**What to produce**
Extract all lines containing "from".

**Provided information**
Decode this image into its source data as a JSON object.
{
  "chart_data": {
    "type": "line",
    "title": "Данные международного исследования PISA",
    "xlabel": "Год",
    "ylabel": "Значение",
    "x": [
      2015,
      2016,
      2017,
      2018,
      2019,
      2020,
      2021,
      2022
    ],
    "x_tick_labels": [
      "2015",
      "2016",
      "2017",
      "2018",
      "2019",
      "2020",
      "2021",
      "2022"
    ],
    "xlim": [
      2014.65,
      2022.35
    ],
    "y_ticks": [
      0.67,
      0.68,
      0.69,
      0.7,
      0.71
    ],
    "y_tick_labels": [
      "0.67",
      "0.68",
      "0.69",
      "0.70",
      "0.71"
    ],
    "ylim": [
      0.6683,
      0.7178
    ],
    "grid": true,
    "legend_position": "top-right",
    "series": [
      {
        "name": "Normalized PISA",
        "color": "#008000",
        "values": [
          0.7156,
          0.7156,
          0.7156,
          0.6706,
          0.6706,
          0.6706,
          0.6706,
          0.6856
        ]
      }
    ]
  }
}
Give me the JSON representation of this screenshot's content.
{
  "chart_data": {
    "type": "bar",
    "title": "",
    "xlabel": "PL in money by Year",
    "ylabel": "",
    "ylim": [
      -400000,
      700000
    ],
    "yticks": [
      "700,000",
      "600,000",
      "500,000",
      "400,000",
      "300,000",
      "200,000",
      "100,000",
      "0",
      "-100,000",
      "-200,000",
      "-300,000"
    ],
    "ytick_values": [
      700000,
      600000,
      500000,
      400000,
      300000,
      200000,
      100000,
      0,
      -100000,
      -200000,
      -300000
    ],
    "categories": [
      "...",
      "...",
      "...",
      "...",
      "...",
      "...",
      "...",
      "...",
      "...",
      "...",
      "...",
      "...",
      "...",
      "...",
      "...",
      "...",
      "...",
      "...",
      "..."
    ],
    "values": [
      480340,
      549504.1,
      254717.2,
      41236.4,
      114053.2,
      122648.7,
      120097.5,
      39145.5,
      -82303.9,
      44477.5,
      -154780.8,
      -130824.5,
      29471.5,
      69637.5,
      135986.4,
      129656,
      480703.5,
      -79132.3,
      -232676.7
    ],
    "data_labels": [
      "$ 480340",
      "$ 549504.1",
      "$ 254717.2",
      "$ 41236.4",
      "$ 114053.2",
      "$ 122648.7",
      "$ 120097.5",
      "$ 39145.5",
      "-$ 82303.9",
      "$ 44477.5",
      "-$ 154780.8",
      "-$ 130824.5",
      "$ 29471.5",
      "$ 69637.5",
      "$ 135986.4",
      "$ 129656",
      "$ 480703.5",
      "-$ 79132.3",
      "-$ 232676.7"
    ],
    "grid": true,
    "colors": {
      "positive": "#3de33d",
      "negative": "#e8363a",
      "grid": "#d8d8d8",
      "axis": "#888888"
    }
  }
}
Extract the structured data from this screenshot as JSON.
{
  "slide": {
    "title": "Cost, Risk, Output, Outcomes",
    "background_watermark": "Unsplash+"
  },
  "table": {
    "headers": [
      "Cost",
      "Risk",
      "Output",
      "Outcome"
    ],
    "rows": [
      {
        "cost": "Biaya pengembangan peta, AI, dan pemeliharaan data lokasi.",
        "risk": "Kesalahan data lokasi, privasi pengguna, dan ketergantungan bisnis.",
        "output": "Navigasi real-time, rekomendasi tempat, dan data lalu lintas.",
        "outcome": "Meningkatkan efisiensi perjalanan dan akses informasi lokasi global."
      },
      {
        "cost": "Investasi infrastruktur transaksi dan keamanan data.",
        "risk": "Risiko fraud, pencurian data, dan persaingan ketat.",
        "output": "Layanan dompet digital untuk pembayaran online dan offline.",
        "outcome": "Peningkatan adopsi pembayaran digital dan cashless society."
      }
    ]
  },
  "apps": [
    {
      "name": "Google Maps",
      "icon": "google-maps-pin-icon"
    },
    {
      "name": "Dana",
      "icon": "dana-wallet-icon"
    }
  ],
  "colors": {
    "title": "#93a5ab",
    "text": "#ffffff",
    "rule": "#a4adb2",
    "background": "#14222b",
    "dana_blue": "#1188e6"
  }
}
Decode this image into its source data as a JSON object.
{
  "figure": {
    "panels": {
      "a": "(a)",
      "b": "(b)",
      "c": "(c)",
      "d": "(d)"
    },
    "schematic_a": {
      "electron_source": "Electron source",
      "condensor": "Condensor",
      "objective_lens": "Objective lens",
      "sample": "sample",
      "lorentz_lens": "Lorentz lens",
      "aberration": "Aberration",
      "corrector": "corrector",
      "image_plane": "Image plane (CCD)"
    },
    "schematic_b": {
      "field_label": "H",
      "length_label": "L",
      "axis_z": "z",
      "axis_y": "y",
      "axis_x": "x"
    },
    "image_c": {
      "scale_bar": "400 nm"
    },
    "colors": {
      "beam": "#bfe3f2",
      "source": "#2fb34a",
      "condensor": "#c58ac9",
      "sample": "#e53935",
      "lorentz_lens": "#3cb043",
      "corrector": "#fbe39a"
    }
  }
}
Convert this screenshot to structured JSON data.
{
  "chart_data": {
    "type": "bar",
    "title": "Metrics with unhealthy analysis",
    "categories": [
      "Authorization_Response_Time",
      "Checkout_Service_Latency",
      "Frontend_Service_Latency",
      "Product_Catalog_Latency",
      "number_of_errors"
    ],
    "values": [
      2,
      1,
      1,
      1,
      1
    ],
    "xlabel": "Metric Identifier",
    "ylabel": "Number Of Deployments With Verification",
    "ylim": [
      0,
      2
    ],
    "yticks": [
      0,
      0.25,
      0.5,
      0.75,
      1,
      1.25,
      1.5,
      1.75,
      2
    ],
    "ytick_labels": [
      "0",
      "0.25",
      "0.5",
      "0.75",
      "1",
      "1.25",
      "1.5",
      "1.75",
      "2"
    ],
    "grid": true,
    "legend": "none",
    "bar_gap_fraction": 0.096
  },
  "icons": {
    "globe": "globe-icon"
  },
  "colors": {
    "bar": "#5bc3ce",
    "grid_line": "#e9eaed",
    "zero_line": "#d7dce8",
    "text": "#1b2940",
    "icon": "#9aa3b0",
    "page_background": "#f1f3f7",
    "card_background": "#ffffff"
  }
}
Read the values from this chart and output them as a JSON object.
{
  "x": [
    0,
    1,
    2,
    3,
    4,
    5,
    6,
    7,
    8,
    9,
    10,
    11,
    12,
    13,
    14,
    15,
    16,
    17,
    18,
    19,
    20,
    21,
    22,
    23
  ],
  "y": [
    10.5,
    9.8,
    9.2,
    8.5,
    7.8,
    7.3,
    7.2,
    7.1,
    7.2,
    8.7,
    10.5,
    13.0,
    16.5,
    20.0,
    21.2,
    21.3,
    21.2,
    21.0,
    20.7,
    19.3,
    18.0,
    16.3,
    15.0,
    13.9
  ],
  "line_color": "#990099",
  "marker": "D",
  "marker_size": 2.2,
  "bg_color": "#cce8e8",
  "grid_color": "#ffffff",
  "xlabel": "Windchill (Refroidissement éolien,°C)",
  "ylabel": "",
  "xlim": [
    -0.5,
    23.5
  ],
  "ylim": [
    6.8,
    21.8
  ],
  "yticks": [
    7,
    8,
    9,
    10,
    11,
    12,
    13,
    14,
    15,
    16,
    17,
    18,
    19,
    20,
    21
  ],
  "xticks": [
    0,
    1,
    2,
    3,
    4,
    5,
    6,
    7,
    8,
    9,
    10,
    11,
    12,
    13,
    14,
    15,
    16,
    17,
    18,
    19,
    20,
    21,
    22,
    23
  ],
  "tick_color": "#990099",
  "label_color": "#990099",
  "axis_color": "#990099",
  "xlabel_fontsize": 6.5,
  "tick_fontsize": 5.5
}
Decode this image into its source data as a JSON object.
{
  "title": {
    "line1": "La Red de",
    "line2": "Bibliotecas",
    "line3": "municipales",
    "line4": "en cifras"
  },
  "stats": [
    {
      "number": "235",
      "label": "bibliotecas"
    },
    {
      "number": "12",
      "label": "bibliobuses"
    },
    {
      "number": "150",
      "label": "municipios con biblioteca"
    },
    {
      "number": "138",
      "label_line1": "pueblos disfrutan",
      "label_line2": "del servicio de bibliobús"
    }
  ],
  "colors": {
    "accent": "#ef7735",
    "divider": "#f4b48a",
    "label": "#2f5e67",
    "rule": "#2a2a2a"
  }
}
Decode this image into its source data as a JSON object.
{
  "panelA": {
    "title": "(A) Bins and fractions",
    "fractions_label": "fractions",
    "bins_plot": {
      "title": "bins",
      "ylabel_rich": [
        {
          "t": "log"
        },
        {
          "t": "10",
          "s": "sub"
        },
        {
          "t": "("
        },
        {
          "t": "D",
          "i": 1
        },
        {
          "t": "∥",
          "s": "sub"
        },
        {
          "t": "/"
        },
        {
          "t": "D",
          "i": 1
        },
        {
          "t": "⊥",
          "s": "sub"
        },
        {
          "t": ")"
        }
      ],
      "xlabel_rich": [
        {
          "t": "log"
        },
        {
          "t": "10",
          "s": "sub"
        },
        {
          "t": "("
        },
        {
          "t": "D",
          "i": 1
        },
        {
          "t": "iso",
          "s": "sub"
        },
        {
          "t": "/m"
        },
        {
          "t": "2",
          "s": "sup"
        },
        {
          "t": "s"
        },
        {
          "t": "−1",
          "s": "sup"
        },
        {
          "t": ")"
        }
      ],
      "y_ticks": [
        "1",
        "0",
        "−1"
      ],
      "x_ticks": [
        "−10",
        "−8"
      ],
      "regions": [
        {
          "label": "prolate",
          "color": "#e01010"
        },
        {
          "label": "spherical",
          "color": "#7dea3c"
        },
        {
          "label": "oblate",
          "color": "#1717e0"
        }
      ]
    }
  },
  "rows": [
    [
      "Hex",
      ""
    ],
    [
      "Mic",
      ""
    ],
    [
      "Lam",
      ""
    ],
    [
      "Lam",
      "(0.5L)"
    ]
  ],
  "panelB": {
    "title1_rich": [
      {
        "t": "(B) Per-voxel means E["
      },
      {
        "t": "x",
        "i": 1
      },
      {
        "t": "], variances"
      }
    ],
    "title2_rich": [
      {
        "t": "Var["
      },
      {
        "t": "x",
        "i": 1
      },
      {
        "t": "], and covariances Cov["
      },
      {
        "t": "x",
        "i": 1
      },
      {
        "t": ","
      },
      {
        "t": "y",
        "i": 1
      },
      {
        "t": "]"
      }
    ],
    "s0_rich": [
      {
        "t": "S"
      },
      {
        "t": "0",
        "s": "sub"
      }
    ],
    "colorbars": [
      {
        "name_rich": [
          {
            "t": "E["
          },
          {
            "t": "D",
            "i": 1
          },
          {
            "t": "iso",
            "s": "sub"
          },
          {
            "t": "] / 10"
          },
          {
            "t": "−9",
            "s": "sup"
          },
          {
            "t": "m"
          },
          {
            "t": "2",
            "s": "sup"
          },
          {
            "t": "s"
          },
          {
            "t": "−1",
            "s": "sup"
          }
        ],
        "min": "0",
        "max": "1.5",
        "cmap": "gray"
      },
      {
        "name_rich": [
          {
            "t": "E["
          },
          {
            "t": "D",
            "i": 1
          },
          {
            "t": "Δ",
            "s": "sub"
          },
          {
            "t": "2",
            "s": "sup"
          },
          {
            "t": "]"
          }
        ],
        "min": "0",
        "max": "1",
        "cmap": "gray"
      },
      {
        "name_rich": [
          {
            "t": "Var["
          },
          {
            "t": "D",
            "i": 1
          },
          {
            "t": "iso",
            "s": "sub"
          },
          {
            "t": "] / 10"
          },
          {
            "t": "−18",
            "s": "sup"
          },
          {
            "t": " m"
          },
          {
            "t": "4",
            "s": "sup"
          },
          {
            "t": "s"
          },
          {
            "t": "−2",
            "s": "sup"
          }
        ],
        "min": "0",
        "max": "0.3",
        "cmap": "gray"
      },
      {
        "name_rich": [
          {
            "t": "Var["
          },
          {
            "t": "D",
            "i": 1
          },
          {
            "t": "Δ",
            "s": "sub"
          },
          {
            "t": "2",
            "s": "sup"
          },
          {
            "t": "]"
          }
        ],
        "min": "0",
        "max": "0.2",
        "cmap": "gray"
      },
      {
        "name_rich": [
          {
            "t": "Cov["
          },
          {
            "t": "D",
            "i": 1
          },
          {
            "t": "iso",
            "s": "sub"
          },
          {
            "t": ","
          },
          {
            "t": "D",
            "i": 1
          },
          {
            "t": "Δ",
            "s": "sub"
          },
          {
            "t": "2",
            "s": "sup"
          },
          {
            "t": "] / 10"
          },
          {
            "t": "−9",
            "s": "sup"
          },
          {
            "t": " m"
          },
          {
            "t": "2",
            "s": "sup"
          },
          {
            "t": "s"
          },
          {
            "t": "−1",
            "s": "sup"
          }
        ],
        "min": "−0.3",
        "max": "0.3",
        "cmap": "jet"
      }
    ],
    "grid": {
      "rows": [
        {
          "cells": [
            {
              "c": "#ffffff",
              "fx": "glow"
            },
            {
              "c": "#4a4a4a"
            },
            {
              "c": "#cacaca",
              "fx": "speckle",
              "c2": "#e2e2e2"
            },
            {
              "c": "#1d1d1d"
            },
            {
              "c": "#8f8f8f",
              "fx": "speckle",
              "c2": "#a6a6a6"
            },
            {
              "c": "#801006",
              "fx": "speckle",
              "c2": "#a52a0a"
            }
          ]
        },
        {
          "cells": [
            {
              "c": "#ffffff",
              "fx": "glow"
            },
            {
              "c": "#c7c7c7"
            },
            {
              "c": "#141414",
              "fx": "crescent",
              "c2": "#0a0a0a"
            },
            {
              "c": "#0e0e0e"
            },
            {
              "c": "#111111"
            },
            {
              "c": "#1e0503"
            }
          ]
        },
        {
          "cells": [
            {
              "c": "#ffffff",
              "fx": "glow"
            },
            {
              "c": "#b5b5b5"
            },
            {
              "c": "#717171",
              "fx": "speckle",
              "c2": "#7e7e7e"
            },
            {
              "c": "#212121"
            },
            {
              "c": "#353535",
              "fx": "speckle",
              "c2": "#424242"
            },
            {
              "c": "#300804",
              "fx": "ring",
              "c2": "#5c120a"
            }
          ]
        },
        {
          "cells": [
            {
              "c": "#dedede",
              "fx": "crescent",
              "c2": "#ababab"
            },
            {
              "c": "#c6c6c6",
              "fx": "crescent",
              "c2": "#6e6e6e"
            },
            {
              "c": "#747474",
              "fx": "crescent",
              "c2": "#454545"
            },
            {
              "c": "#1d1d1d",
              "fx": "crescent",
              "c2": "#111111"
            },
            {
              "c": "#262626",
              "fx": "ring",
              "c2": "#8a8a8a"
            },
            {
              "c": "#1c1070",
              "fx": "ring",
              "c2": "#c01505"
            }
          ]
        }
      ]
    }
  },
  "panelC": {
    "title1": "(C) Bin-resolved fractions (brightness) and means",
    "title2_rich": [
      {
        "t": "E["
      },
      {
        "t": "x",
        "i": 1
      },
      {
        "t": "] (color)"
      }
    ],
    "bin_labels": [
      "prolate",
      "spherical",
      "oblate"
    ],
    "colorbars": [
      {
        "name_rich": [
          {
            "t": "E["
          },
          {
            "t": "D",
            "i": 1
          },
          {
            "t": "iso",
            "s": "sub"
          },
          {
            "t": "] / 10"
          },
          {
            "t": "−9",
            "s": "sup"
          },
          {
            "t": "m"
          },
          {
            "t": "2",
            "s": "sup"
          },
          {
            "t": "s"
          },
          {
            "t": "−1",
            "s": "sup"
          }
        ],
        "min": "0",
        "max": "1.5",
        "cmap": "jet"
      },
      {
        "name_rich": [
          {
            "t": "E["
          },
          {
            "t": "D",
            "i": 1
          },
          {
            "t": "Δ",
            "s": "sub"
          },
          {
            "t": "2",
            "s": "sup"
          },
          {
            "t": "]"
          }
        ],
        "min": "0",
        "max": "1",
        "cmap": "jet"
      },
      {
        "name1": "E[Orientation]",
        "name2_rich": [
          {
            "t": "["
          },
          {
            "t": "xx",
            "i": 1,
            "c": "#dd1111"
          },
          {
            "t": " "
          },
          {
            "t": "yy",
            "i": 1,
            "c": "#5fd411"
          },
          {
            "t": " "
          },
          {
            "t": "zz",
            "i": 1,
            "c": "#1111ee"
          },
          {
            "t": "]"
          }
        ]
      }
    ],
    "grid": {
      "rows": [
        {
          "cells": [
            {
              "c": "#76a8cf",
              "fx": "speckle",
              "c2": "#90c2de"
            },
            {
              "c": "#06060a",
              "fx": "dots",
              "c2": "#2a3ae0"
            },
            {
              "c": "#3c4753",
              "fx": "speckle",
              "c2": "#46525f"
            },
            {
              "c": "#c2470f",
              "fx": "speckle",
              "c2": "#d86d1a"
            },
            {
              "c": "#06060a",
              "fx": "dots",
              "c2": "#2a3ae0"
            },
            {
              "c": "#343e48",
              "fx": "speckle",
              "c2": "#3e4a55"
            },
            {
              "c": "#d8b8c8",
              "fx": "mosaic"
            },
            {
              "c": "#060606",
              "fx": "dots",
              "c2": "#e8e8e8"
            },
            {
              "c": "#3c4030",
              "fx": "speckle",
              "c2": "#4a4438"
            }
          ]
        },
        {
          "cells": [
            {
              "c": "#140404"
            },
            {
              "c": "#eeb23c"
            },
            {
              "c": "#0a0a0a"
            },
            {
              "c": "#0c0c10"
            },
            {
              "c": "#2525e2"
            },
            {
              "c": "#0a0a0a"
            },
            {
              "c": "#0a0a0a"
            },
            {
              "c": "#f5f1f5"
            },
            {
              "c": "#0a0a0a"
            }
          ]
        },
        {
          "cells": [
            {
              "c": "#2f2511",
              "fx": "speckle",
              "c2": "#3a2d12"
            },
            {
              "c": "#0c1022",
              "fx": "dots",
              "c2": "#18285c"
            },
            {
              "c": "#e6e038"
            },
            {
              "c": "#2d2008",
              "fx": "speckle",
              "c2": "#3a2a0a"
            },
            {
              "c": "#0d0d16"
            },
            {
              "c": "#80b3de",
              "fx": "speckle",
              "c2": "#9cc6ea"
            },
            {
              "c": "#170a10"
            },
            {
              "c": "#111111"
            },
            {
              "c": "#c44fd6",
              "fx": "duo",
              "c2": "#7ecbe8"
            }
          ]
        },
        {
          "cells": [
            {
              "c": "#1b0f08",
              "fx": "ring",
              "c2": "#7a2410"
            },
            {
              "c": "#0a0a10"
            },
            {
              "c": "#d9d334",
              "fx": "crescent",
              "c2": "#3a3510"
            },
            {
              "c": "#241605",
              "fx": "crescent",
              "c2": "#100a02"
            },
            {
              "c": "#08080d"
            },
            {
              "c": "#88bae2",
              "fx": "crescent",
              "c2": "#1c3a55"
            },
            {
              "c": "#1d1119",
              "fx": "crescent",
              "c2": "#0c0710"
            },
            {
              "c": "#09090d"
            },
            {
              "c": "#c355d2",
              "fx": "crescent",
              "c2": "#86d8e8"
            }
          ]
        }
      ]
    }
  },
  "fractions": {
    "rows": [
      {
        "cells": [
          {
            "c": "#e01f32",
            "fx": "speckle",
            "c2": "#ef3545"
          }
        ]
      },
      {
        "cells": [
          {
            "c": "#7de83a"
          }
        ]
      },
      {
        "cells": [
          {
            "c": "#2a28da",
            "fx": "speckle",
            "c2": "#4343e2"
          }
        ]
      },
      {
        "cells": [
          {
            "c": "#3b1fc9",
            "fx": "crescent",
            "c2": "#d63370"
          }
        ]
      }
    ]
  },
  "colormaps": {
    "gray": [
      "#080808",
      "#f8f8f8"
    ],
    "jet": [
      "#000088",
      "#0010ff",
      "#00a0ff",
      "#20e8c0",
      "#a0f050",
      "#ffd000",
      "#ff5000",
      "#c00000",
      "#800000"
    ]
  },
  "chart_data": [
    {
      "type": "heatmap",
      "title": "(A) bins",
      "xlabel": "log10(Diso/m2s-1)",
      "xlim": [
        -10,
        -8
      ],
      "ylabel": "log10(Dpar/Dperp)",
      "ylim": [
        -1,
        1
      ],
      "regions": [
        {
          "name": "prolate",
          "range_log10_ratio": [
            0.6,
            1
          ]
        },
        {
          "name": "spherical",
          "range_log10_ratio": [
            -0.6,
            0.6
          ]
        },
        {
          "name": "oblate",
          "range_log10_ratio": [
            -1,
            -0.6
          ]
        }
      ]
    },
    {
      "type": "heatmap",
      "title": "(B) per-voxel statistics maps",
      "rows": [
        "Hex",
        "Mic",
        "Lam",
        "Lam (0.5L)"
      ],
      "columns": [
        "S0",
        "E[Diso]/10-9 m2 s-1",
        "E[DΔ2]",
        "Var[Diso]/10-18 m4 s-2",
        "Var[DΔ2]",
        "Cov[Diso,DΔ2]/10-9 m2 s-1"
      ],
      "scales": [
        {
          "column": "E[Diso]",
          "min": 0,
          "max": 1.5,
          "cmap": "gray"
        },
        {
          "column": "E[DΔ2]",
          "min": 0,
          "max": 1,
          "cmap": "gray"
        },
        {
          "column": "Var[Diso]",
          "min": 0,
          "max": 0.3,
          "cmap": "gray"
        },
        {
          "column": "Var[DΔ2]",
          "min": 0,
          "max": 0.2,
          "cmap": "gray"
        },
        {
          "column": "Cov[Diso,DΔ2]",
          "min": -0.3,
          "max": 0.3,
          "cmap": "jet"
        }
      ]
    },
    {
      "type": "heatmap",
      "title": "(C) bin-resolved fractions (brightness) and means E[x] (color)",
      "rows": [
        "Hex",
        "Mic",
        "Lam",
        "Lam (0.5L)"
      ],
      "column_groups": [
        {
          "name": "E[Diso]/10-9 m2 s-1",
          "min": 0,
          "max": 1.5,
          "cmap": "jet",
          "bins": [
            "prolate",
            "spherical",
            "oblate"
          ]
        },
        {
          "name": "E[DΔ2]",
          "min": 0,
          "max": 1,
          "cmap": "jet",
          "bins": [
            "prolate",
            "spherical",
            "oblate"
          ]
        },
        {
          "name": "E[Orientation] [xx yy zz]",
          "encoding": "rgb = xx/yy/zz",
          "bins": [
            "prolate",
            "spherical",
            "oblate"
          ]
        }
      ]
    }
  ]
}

**Result below**
Extract the structured data from this screenshot as JSON.
Read the values from this chart and output them as a JSON object.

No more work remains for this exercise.